TASK GOAL => Take the material below and write it all out again exactly.

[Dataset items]
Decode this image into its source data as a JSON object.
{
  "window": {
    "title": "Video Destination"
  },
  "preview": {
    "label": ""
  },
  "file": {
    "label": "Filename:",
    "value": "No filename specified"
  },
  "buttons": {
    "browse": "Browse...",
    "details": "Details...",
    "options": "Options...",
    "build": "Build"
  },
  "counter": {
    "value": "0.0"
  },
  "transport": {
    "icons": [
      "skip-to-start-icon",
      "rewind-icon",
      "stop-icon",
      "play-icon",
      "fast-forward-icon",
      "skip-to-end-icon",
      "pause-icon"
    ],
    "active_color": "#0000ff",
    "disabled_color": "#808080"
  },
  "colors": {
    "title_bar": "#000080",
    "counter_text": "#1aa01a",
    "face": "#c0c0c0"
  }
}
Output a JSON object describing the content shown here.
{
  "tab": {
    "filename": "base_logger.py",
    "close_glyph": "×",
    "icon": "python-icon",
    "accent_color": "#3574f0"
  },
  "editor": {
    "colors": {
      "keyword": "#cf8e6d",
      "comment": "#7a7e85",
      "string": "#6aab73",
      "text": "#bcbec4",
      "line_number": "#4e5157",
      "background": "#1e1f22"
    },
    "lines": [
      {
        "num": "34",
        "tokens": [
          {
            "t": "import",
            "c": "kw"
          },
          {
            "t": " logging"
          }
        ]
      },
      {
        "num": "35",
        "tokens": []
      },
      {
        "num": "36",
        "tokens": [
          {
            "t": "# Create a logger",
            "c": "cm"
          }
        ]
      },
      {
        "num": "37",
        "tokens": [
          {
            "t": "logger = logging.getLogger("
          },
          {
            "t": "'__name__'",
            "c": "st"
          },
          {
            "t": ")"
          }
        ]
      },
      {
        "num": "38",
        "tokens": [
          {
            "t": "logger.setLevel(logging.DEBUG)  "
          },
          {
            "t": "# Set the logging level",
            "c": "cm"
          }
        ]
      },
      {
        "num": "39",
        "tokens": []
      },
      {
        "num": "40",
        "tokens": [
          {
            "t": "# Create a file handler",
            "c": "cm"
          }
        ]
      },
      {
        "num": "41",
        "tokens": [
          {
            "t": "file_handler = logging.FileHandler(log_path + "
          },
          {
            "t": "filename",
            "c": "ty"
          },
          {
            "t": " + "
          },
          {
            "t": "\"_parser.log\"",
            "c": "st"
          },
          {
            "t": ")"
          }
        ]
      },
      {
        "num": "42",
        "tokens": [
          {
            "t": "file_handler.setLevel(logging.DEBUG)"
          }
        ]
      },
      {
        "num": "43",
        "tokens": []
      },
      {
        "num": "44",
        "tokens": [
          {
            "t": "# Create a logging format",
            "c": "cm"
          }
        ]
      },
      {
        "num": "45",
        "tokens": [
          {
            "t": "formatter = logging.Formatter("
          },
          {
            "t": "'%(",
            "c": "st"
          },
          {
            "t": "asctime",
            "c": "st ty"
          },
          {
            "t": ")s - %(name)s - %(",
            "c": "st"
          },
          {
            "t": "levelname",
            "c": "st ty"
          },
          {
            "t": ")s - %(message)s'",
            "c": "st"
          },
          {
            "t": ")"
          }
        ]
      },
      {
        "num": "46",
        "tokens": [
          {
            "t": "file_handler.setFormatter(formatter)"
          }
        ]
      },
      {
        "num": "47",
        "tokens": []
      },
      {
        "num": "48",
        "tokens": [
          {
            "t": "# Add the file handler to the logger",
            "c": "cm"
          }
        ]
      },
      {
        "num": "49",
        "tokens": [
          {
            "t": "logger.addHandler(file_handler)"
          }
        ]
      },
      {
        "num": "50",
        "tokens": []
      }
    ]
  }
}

SOLVED EXERCISE =>
Decode this image into its source data as a JSON object.
{
  "window": {
    "title": "Video Destination"
  },
  "preview": {
    "label": ""
  },
  "file": {
    "label": "Filename:",
    "value": "No filename specified"
  },
  "buttons": {
    "browse": "Browse...",
    "details": "Details...",
    "options": "Options...",
    "build": "Build"
  },
  "counter": {
    "value": "0.0"
  },
  "transport": {
    "icons": [
      "skip-to-start-icon",
      "rewind-icon",
      "stop-icon",
      "play-icon",
      "fast-forward-icon",
      "skip-to-end-icon",
      "pause-icon"
    ],
    "active_color": "#0000ff",
    "disabled_color": "#808080"
  },
  "colors": {
    "title_bar": "#000080",
    "counter_text": "#1aa01a",
    "face": "#c0c0c0"
  }
}
Output a JSON object describing the content shown here.
{
  "tab": {
    "filename": "base_logger.py",
    "close_glyph": "×",
    "icon": "python-icon",
    "accent_color": "#3574f0"
  },
  "editor": {
    "colors": {
      "keyword": "#cf8e6d",
      "comment": "#7a7e85",
      "string": "#6aab73",
      "text": "#bcbec4",
      "line_number": "#4e5157",
      "background": "#1e1f22"
    },
    "lines": [
      {
        "num": "34",
        "tokens": [
          {
            "t": "import",
            "c": "kw"
          },
          {
            "t": " logging"
          }
        ]
      },
      {
        "num": "35",
        "tokens": []
      },
      {
        "num": "36",
        "tokens": [
          {
            "t": "# Create a logger",
            "c": "cm"
          }
        ]
      },
      {
        "num": "37",
        "tokens": [
          {
            "t": "logger = logging.getLogger("
          },
          {
            "t": "'__name__'",
            "c": "st"
          },
          {
            "t": ")"
          }
        ]
      },
      {
        "num": "38",
        "tokens": [
          {
            "t": "logger.setLevel(logging.DEBUG)  "
          },
          {
            "t": "# Set the logging level",
            "c": "cm"
          }
        ]
      },
      {
        "num": "39",
        "tokens": []
      },
      {
        "num": "40",
        "tokens": [
          {
            "t": "# Create a file handler",
            "c": "cm"
          }
        ]
      },
      {
        "num": "41",
        "tokens": [
          {
            "t": "file_handler = logging.FileHandler(log_path + "
          },
          {
            "t": "filename",
            "c": "ty"
          },
          {
            "t": " + "
          },
          {
            "t": "\"_parser.log\"",
            "c": "st"
          },
          {
            "t": ")"
          }
        ]
      },
      {
        "num": "42",
        "tokens": [
          {
            "t": "file_handler.setLevel(logging.DEBUG)"
          }
        ]
      },
      {
        "num": "43",
        "tokens": []
      },
      {
        "num": "44",
        "tokens": [
          {
            "t": "# Create a logging format",
            "c": "cm"
          }
        ]
      },
      {
        "num": "45",
        "tokens": [
          {
            "t": "formatter = logging.Formatter("
          },
          {
            "t": "'%(",
            "c": "st"
          },
          {
            "t": "asctime",
            "c": "st ty"
          },
          {
            "t": ")s - %(name)s - %(",
            "c": "st"
          },
          {
            "t": "levelname",
            "c": "st ty"
          },
          {
            "t": ")s - %(message)s'",
            "c": "st"
          },
          {
            "t": ")"
          }
        ]
      },
      {
        "num": "46",
        "tokens": [
          {
            "t": "file_handler.setFormatter(formatter)"
          }
        ]
      },
      {
        "num": "47",
        "tokens": []
      },
      {
        "num": "48",
        "tokens": [
          {
            "t": "# Add the file handler to the logger",
            "c": "cm"
          }
        ]
      },
      {
        "num": "49",
        "tokens": [
          {
            "t": "logger.addHandler(file_handler)"
          }
        ]
      },
      {
        "num": "50",
        "tokens": []
      }
    ]
  }
}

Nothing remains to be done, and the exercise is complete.